蓮華寺(米原市)概要: 八葉山蓮華寺は滋賀県米原市番場に境内を構えている浄土宗の寺院です。 蓮華寺の創建は不詳ですが伝承によると飛鳥時代の推古天皇23年(615)に聖徳太子の命により憲崇律師が開いたのが始まりと伝えられています。当初は法隆寺と称し法相宗の寺院でしたが、建治2年(1276)に落雷が原因で堂宇が焼失、弘安7年(1284)に当時の地頭職だった鎌刃城主土肥元頼が、一向上人を招いて一向宗の寺院として再興し寺号を蓮華寺に改称しています(一向上人は弘安10年:1287年に蓮華寺で没したとされます)。以来、一向宗の大本山として寺運が隆盛し多くの末寺を擁する大寺となります。
元弘3年(1333)に起った元弘の変で破れた六波羅探題北条仲時の軍勢430余人が当寺で自刃し、 当時の蓮華寺住職である同阿上人が全ての自刃した人達の菩提を弔い、法名を書留たとされ、大変貴重な事から名称「紙本墨書陸波羅南北過去帳」として大正6年(1917)に国指定重要文化財に指定されています。戦国時代の兵乱に巻き込まれ再び衰微しましたが、天文8年(1539)に浅井亮政(小谷城の城主)によって再興されています。江戸時代になると幕府から一向宗を強制的に時宗に改宗させられています。

-------------------------

指示:
1 - 次の(a)〜(c)が蓮華寺の本文の内容と合っているかを、それぞれ「はい」か「いいえ」で答えなさい。判断の根拠となる本文の語句をそのまま引用すること。(a) 蓮華寺は当初、法相宗の寺院であった。(b) 建治2年に堂宇が焼失した原因は戦乱であった。(c) 紙本墨書陸波羅南北過去帳は昭和期に国指定重要文化財となった。
2 - 蓮華寺の本文を、最後の文の後から書き継ぎなさい。

-------------------------

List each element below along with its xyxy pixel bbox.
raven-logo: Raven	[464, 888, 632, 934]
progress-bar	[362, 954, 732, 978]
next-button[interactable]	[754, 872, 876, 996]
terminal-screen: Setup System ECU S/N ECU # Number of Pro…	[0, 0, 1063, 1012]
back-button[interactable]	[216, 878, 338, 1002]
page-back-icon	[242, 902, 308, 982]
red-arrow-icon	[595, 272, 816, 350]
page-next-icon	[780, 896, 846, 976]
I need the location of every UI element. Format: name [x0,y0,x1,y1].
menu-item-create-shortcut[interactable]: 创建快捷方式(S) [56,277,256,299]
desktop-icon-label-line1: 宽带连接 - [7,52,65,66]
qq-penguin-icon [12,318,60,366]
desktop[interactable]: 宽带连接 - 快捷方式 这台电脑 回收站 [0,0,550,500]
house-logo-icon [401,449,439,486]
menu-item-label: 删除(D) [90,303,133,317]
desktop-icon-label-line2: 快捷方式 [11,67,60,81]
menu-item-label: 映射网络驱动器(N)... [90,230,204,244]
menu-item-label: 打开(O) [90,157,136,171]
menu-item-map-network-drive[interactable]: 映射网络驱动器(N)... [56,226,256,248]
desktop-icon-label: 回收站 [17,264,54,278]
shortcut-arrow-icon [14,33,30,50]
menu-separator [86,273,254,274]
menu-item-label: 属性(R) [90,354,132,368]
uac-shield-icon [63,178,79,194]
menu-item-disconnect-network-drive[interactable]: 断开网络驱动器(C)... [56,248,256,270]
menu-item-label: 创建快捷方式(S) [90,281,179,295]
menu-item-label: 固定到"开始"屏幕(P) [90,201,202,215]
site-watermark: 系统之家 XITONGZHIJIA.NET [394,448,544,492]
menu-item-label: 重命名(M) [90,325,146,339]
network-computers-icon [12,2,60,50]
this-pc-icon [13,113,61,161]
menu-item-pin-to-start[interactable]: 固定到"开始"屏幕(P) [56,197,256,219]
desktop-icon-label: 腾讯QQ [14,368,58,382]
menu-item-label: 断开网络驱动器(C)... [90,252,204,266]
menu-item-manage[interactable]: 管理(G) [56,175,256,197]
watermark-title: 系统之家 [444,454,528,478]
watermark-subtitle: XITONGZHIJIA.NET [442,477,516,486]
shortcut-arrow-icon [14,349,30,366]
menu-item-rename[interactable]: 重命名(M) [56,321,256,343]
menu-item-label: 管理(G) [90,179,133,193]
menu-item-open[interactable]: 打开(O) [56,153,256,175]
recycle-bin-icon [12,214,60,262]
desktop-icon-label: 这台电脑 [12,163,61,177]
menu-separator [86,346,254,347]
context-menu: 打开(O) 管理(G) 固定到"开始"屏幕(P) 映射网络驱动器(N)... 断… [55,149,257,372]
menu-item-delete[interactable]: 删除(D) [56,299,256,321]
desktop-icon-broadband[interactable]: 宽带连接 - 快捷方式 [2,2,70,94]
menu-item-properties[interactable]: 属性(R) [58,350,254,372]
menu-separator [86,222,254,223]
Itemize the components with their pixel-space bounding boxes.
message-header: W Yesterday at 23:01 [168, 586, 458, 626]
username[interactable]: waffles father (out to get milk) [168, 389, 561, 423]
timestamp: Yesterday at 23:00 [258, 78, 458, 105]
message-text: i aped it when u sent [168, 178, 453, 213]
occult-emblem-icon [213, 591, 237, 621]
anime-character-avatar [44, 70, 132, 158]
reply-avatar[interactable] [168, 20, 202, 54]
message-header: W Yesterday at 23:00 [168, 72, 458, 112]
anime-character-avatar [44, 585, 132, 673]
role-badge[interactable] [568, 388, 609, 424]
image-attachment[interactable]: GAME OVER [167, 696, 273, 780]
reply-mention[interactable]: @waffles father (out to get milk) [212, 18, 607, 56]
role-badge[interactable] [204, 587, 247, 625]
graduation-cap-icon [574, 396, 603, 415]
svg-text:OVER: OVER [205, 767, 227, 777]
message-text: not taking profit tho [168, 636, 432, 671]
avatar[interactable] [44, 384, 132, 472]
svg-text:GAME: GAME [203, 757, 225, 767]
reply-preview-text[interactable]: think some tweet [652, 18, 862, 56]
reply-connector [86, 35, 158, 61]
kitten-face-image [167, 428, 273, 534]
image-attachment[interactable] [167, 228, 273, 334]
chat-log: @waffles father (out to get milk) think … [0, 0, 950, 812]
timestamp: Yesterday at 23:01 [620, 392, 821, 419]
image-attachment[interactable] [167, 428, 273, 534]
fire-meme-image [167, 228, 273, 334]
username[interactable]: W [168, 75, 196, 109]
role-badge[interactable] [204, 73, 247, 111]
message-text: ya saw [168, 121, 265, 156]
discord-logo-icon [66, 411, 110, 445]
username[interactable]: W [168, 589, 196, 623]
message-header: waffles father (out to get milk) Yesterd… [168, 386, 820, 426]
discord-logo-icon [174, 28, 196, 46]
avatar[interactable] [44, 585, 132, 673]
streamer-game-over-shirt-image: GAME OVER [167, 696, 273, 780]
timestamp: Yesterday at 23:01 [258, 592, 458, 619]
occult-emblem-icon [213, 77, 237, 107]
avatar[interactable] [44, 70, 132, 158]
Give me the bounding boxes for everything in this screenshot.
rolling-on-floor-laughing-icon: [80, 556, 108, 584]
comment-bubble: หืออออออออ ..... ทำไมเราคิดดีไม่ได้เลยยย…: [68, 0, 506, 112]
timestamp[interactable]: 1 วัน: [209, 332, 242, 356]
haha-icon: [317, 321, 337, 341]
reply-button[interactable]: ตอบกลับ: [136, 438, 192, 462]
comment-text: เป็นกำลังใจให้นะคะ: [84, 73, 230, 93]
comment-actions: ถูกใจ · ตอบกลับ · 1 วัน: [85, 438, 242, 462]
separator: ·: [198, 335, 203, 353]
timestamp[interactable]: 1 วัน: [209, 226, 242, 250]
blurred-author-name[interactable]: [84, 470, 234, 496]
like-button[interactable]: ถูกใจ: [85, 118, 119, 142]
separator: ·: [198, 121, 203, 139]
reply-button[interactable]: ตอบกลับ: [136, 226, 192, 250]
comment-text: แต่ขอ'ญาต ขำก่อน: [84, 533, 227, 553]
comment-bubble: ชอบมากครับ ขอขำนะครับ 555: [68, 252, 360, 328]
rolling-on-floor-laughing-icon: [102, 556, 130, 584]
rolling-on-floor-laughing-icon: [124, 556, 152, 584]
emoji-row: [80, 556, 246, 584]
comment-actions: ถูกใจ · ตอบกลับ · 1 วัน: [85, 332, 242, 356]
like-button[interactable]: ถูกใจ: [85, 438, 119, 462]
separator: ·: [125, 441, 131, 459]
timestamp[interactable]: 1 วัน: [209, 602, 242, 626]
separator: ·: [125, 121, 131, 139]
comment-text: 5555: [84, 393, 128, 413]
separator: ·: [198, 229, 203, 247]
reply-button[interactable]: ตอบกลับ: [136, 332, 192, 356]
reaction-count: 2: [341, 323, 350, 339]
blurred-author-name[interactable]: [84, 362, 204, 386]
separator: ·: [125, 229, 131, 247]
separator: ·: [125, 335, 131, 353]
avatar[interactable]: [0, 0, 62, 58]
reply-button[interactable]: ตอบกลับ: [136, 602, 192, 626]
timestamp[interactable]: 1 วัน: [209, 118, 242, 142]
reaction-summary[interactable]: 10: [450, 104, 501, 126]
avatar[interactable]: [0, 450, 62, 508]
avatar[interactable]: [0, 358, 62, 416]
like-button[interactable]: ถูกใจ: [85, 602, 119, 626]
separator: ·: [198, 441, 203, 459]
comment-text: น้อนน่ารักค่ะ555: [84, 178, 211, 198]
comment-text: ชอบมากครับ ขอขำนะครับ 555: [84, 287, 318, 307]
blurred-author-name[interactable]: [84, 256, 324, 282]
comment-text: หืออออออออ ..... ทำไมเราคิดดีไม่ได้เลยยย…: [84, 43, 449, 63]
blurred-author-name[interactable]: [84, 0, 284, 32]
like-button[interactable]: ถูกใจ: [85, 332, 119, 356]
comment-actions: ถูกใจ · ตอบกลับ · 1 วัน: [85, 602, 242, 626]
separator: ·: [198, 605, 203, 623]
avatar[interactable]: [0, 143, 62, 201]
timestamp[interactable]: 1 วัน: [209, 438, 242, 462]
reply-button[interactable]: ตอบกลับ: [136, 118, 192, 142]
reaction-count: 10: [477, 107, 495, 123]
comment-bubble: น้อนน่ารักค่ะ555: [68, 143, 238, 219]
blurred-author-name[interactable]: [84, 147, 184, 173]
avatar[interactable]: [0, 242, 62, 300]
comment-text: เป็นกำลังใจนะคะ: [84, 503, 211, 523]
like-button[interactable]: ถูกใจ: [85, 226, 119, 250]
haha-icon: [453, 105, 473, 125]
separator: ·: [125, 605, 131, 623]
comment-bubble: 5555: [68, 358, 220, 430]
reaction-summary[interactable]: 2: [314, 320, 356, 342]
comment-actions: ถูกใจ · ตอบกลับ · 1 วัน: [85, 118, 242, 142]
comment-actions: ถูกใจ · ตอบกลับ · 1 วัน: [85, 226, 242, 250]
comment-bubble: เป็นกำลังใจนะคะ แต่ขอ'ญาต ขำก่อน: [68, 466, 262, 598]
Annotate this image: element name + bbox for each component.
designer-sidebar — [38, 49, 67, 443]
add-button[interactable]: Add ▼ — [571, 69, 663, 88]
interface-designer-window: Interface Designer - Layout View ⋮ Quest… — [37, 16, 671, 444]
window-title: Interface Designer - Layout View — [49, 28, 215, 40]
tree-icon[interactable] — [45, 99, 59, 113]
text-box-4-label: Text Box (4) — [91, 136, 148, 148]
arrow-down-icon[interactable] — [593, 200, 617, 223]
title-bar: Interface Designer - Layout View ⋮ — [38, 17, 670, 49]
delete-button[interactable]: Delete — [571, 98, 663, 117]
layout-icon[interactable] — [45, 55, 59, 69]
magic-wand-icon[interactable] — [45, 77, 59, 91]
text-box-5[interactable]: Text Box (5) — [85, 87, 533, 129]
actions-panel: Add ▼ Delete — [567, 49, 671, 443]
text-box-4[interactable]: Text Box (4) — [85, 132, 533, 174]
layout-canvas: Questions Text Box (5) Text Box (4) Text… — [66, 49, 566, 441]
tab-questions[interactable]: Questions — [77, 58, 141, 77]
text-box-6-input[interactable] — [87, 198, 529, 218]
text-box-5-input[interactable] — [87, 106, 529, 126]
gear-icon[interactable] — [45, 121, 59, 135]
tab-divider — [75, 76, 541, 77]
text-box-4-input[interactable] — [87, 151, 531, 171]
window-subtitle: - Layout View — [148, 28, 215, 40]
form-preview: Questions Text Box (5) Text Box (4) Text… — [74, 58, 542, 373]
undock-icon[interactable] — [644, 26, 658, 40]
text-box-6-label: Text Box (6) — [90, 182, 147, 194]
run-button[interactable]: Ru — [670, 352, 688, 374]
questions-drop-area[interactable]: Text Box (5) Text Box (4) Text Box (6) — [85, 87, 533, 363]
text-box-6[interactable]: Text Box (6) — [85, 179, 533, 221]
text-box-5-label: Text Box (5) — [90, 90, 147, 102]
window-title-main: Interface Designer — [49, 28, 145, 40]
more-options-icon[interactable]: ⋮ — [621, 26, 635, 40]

-------------------------

設問別解答:
1 -
(a) はい。「当初は法隆寺と称し法相宗の寺院でした」
(b) いいえ。「建治2年(1276)に落雷が原因で堂宇が焼失」
(c) いいえ。「大正6年(1917)に国指定重要文化財に指定されています」

2 -
蓮華寺が所有する山中にある一石五輪塔群は元弘の変で破れた六波羅探題北条仲時の軍勢430余人の菩提を弔う為に建立されたもので、元々は境内近くにあったものの、江戸時代に彦根藩主井伊氏が蓮華寺に馬上から参拝した事で天罰が落ちた事から、現在地に遷し整備したと伝えられています。昭和17年(1942)、浄土宗に改宗し特別寺格「本山」となり50余の末寺もこれに従っています。
蓮華寺の寺宝である銅鐘は鎌倉時代の弘安7年(1284)に畜(玄)能が願主となり、畜生(主)が勧進、大檀那となった沙弥道日(土肥元頼)が支援して奉納されたもので、総高119cm、制作年や願主、勧請、大旦那が明確で大変貴重な事から大正6年(1917)に国指定重要文化財に指定されています。びわ湖108霊場第五十一番札所。山号:八葉山。宗派:浄土宗(特別寺格「本山」)。本尊:釈迦如来・阿弥陀如来。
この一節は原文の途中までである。